- Goal: Every line that contains the word "Windows" should be copied.

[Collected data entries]
[Begin]

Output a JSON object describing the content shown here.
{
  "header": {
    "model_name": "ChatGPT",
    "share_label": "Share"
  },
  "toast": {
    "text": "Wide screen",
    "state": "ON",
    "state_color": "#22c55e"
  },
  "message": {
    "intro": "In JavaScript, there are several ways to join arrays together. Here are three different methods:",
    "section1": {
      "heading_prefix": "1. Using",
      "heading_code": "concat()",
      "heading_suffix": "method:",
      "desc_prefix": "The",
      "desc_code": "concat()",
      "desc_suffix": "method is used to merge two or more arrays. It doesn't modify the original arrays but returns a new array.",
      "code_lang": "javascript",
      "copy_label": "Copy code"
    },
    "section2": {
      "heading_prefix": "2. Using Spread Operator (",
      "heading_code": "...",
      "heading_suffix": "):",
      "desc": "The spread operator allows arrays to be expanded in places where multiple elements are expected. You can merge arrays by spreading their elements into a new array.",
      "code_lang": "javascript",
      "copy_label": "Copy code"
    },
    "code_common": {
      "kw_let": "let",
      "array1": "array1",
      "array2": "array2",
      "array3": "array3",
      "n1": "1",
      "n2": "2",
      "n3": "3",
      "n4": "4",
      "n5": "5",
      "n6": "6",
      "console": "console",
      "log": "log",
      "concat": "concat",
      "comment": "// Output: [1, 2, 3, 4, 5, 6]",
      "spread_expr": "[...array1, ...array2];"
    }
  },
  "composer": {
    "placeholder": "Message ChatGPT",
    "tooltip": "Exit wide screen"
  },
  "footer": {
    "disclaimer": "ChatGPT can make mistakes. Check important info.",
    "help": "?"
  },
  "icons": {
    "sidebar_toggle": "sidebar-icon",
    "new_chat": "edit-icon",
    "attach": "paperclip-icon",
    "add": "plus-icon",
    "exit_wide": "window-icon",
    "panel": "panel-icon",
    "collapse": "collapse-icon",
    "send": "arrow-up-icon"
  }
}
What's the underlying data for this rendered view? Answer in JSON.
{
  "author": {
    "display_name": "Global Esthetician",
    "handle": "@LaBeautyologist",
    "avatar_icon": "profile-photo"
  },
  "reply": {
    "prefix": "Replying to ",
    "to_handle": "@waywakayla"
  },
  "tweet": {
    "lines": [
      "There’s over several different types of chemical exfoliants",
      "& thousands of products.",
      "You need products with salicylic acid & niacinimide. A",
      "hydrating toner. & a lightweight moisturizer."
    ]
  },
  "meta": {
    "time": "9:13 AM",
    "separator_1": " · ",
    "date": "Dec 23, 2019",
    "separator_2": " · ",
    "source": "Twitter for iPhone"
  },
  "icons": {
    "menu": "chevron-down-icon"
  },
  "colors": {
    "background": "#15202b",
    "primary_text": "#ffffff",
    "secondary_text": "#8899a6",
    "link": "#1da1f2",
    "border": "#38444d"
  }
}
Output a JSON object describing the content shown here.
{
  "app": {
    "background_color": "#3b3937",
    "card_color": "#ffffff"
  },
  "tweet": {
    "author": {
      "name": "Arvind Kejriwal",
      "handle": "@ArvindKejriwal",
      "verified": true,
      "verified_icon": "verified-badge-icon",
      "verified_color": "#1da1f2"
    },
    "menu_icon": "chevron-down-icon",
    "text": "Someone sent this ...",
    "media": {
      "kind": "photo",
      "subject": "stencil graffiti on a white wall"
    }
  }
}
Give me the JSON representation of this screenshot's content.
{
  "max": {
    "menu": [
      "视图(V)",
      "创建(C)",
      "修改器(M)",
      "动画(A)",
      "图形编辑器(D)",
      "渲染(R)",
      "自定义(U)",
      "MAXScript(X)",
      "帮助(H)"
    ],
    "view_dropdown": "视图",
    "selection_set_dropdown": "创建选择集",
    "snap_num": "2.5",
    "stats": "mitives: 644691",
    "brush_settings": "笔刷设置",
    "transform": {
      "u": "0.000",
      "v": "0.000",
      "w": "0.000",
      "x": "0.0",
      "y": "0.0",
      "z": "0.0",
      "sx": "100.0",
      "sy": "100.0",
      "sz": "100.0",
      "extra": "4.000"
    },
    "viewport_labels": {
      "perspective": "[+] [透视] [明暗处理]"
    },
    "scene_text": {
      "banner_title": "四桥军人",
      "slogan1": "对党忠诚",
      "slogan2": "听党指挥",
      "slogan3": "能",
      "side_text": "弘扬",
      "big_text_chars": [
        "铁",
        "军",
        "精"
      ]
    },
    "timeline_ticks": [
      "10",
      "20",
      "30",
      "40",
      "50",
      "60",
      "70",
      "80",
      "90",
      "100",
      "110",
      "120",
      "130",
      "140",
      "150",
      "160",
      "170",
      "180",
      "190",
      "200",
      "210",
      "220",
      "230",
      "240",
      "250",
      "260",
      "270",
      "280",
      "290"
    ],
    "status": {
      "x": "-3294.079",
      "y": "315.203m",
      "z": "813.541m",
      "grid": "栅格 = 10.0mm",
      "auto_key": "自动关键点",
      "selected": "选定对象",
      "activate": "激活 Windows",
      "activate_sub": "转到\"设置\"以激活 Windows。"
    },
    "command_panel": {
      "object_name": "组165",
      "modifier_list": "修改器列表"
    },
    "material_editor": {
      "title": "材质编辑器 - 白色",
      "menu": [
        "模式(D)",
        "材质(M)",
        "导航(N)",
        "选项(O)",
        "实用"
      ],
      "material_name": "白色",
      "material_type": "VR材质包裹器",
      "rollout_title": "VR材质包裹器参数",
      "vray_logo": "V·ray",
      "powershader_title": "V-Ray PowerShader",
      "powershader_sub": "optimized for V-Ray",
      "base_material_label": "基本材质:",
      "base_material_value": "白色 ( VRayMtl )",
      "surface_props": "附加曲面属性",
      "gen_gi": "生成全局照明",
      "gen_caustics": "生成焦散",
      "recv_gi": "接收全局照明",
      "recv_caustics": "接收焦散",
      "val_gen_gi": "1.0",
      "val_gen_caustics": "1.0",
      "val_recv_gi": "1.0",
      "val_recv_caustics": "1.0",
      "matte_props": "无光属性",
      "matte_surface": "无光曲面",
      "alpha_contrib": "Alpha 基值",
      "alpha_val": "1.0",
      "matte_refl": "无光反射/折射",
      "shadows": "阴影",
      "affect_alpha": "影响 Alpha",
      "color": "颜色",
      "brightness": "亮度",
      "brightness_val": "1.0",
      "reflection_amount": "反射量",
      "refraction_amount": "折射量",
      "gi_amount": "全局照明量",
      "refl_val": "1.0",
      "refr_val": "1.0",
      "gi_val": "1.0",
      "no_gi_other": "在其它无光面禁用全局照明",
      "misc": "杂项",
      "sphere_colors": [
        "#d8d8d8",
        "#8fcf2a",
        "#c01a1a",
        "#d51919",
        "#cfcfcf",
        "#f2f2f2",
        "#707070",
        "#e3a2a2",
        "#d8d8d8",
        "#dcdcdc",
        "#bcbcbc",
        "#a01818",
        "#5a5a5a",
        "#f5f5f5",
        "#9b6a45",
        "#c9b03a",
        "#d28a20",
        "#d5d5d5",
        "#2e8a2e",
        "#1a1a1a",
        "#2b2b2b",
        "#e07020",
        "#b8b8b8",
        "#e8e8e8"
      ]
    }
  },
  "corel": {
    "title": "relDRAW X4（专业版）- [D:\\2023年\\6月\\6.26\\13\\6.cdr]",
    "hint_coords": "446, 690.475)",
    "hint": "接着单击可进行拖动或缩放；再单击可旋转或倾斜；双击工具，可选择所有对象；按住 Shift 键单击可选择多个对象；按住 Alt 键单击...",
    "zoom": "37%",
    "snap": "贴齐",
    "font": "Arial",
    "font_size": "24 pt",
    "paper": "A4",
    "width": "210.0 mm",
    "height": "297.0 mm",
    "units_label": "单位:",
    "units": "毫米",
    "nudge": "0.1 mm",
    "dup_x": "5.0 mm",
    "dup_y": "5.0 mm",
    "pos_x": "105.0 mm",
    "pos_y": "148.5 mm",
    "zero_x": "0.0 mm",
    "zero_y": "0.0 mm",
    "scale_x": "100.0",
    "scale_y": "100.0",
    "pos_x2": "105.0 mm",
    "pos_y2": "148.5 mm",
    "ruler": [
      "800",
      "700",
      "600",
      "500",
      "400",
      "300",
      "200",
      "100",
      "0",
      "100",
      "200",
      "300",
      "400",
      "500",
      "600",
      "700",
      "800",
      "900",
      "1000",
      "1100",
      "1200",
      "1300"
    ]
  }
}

[End]

- Result:
      "activate": "激活 Windows",
      "activate_sub": "转到\"设置\"以激活 Windows。"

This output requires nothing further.